TASK PROMPT:
Repeat the full listing, word for word.

==== TASK MATERIAL

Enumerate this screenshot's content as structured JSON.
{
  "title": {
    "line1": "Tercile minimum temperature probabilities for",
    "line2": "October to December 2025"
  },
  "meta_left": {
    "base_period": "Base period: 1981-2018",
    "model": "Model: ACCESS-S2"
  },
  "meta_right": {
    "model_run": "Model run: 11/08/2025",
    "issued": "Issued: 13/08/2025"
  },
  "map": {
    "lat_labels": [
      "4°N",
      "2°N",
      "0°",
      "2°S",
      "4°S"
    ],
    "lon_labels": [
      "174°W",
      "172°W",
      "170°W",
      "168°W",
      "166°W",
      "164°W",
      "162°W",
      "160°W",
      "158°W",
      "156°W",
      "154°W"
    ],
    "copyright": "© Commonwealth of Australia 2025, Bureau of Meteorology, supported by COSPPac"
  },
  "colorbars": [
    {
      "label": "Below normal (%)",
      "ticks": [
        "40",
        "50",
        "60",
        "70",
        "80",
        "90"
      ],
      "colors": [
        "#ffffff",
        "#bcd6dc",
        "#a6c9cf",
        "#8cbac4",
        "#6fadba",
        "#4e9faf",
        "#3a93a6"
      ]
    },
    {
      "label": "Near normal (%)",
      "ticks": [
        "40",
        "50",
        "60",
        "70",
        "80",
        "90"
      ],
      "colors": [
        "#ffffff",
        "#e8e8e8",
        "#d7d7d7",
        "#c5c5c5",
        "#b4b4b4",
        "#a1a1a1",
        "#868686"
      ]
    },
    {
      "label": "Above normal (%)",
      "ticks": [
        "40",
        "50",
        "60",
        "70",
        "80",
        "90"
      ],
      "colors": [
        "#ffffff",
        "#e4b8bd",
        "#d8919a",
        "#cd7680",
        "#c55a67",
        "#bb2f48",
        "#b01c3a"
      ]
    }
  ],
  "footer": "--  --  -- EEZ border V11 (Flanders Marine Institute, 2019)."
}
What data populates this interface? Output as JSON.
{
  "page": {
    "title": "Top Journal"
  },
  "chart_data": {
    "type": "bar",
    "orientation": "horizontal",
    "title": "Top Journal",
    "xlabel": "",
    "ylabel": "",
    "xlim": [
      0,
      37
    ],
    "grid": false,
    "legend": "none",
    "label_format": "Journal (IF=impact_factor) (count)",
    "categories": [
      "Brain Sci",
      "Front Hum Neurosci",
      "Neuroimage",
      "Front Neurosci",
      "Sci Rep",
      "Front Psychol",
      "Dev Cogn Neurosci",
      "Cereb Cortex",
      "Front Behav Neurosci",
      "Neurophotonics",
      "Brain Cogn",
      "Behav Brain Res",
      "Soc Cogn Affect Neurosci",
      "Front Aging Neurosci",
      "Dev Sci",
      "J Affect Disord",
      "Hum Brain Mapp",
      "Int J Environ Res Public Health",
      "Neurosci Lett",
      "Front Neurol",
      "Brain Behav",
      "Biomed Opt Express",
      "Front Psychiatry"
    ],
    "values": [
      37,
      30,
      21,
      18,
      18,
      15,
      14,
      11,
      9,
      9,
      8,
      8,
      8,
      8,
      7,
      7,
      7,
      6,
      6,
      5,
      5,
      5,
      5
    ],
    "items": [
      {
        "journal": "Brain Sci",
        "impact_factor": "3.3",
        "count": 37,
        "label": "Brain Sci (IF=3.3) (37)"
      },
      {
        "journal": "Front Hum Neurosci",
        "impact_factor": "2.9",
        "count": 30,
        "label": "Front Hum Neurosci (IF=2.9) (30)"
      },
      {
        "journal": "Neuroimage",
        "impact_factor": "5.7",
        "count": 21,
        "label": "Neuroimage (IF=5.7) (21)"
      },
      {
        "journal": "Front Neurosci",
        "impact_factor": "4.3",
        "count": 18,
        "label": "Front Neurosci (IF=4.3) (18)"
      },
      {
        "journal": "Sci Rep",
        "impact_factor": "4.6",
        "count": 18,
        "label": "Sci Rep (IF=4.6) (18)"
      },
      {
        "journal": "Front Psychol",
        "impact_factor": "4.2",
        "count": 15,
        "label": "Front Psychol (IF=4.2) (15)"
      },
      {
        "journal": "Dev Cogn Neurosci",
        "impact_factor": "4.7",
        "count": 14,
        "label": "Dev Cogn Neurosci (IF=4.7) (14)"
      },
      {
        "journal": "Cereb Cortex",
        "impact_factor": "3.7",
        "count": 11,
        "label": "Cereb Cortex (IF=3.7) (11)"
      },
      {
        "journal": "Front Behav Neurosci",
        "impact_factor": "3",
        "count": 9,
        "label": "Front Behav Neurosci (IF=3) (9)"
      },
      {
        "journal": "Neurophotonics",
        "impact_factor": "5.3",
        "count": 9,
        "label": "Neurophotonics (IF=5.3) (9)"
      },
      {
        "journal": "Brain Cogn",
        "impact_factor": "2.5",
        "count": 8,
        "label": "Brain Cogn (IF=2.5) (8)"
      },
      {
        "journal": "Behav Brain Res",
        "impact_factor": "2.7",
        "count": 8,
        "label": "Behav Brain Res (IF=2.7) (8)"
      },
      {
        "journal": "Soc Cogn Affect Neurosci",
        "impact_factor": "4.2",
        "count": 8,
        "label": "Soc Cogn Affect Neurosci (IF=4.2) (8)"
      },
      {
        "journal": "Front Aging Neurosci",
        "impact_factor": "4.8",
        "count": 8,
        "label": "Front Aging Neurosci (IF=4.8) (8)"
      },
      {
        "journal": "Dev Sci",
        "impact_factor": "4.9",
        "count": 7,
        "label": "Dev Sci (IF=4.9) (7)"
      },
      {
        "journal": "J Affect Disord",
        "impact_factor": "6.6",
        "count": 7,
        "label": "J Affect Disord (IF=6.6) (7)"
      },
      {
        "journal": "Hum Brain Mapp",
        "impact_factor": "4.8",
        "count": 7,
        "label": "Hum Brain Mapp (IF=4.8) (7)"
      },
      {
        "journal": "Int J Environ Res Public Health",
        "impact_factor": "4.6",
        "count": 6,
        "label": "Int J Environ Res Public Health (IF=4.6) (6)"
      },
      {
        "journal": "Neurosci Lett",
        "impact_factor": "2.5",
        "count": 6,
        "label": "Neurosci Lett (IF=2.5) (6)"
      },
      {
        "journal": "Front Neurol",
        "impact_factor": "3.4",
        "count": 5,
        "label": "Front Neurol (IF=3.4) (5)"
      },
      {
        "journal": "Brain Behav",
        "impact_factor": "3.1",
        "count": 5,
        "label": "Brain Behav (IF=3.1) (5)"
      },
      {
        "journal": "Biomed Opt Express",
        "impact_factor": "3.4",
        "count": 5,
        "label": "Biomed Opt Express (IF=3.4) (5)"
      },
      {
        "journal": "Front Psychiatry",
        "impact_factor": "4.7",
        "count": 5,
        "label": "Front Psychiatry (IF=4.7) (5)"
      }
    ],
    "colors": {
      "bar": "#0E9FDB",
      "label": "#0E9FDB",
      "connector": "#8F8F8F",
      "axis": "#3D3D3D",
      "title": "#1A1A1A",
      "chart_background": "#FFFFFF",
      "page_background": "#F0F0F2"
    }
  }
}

========

ANSWER FOR THE TASK:
Enumerate this screenshot's content as structured JSON.
{
  "title": {
    "line1": "Tercile minimum temperature probabilities for",
    "line2": "October to December 2025"
  },
  "meta_left": {
    "base_period": "Base period: 1981-2018",
    "model": "Model: ACCESS-S2"
  },
  "meta_right": {
    "model_run": "Model run: 11/08/2025",
    "issued": "Issued: 13/08/2025"
  },
  "map": {
    "lat_labels": [
      "4°N",
      "2°N",
      "0°",
      "2°S",
      "4°S"
    ],
    "lon_labels": [
      "174°W",
      "172°W",
      "170°W",
      "168°W",
      "166°W",
      "164°W",
      "162°W",
      "160°W",
      "158°W",
      "156°W",
      "154°W"
    ],
    "copyright": "© Commonwealth of Australia 2025, Bureau of Meteorology, supported by COSPPac"
  },
  "colorbars": [
    {
      "label": "Below normal (%)",
      "ticks": [
        "40",
        "50",
        "60",
        "70",
        "80",
        "90"
      ],
      "colors": [
        "#ffffff",
        "#bcd6dc",
        "#a6c9cf",
        "#8cbac4",
        "#6fadba",
        "#4e9faf",
        "#3a93a6"
      ]
    },
    {
      "label": "Near normal (%)",
      "ticks": [
        "40",
        "50",
        "60",
        "70",
        "80",
        "90"
      ],
      "colors": [
        "#ffffff",
        "#e8e8e8",
        "#d7d7d7",
        "#c5c5c5",
        "#b4b4b4",
        "#a1a1a1",
        "#868686"
      ]
    },
    {
      "label": "Above normal (%)",
      "ticks": [
        "40",
        "50",
        "60",
        "70",
        "80",
        "90"
      ],
      "colors": [
        "#ffffff",
        "#e4b8bd",
        "#d8919a",
        "#cd7680",
        "#c55a67",
        "#bb2f48",
        "#b01c3a"
      ]
    }
  ],
  "footer": "--  --  -- EEZ border V11 (Flanders Marine Institute, 2019)."
}
What data populates this interface? Output as JSON.
{
  "page": {
    "title": "Top Journal"
  },
  "chart_data": {
    "type": "bar",
    "orientation": "horizontal",
    "title": "Top Journal",
    "xlabel": "",
    "ylabel": "",
    "xlim": [
      0,
      37
    ],
    "grid": false,
    "legend": "none",
    "label_format": "Journal (IF=impact_factor) (count)",
    "categories": [
      "Brain Sci",
      "Front Hum Neurosci",
      "Neuroimage",
      "Front Neurosci",
      "Sci Rep",
      "Front Psychol",
      "Dev Cogn Neurosci",
      "Cereb Cortex",
      "Front Behav Neurosci",
      "Neurophotonics",
      "Brain Cogn",
      "Behav Brain Res",
      "Soc Cogn Affect Neurosci",
      "Front Aging Neurosci",
      "Dev Sci",
      "J Affect Disord",
      "Hum Brain Mapp",
      "Int J Environ Res Public Health",
      "Neurosci Lett",
      "Front Neurol",
      "Brain Behav",
      "Biomed Opt Express",
      "Front Psychiatry"
    ],
    "values": [
      37,
      30,
      21,
      18,
      18,
      15,
      14,
      11,
      9,
      9,
      8,
      8,
      8,
      8,
      7,
      7,
      7,
      6,
      6,
      5,
      5,
      5,
      5
    ],
    "items": [
      {
        "journal": "Brain Sci",
        "impact_factor": "3.3",
        "count": 37,
        "label": "Brain Sci (IF=3.3) (37)"
      },
      {
        "journal": "Front Hum Neurosci",
        "impact_factor": "2.9",
        "count": 30,
        "label": "Front Hum Neurosci (IF=2.9) (30)"
      },
      {
        "journal": "Neuroimage",
        "impact_factor": "5.7",
        "count": 21,
        "label": "Neuroimage (IF=5.7) (21)"
      },
      {
        "journal": "Front Neurosci",
        "impact_factor": "4.3",
        "count": 18,
        "label": "Front Neurosci (IF=4.3) (18)"
      },
      {
        "journal": "Sci Rep",
        "impact_factor": "4.6",
        "count": 18,
        "label": "Sci Rep (IF=4.6) (18)"
      },
      {
        "journal": "Front Psychol",
        "impact_factor": "4.2",
        "count": 15,
        "label": "Front Psychol (IF=4.2) (15)"
      },
      {
        "journal": "Dev Cogn Neurosci",
        "impact_factor": "4.7",
        "count": 14,
        "label": "Dev Cogn Neurosci (IF=4.7) (14)"
      },
      {
        "journal": "Cereb Cortex",
        "impact_factor": "3.7",
        "count": 11,
        "label": "Cereb Cortex (IF=3.7) (11)"
      },
      {
        "journal": "Front Behav Neurosci",
        "impact_factor": "3",
        "count": 9,
        "label": "Front Behav Neurosci (IF=3) (9)"
      },
      {
        "journal": "Neurophotonics",
        "impact_factor": "5.3",
        "count": 9,
        "label": "Neurophotonics (IF=5.3) (9)"
      },
      {
        "journal": "Brain Cogn",
        "impact_factor": "2.5",
        "count": 8,
        "label": "Brain Cogn (IF=2.5) (8)"
      },
      {
        "journal": "Behav Brain Res",
        "impact_factor": "2.7",
        "count": 8,
        "label": "Behav Brain Res (IF=2.7) (8)"
      },
      {
        "journal": "Soc Cogn Affect Neurosci",
        "impact_factor": "4.2",
        "count": 8,
        "label": "Soc Cogn Affect Neurosci (IF=4.2) (8)"
      },
      {
        "journal": "Front Aging Neurosci",
        "impact_factor": "4.8",
        "count": 8,
        "label": "Front Aging Neurosci (IF=4.8) (8)"
      },
      {
        "journal": "Dev Sci",
        "impact_factor": "4.9",
        "count": 7,
        "label": "Dev Sci (IF=4.9) (7)"
      },
      {
        "journal": "J Affect Disord",
        "impact_factor": "6.6",
        "count": 7,
        "label": "J Affect Disord (IF=6.6) (7)"
      },
      {
        "journal": "Hum Brain Mapp",
        "impact_factor": "4.8",
        "count": 7,
        "label": "Hum Brain Mapp (IF=4.8) (7)"
      },
      {
        "journal": "Int J Environ Res Public Health",
        "impact_factor": "4.6",
        "count": 6,
        "label": "Int J Environ Res Public Health (IF=4.6) (6)"
      },
      {
        "journal": "Neurosci Lett",
        "impact_factor": "2.5",
        "count": 6,
        "label": "Neurosci Lett (IF=2.5) (6)"
      },
      {
        "journal": "Front Neurol",
        "impact_factor": "3.4",
        "count": 5,
        "label": "Front Neurol (IF=3.4) (5)"
      },
      {
        "journal": "Brain Behav",
        "impact_factor": "3.1",
        "count": 5,
        "label": "Brain Behav (IF=3.1) (5)"
      },
      {
        "journal": "Biomed Opt Express",
        "impact_factor": "3.4",
        "count": 5,
        "label": "Biomed Opt Express (IF=3.4) (5)"
      },
      {
        "journal": "Front Psychiatry",
        "impact_factor": "4.7",
        "count": 5,
        "label": "Front Psychiatry (IF=4.7) (5)"
      }
    ],
    "colors": {
      "bar": "#0E9FDB",
      "label": "#0E9FDB",
      "connector": "#8F8F8F",
      "axis": "#3D3D3D",
      "title": "#1A1A1A",
      "chart_background": "#FFFFFF",
      "page_background": "#F0F0F2"
    }
  }
}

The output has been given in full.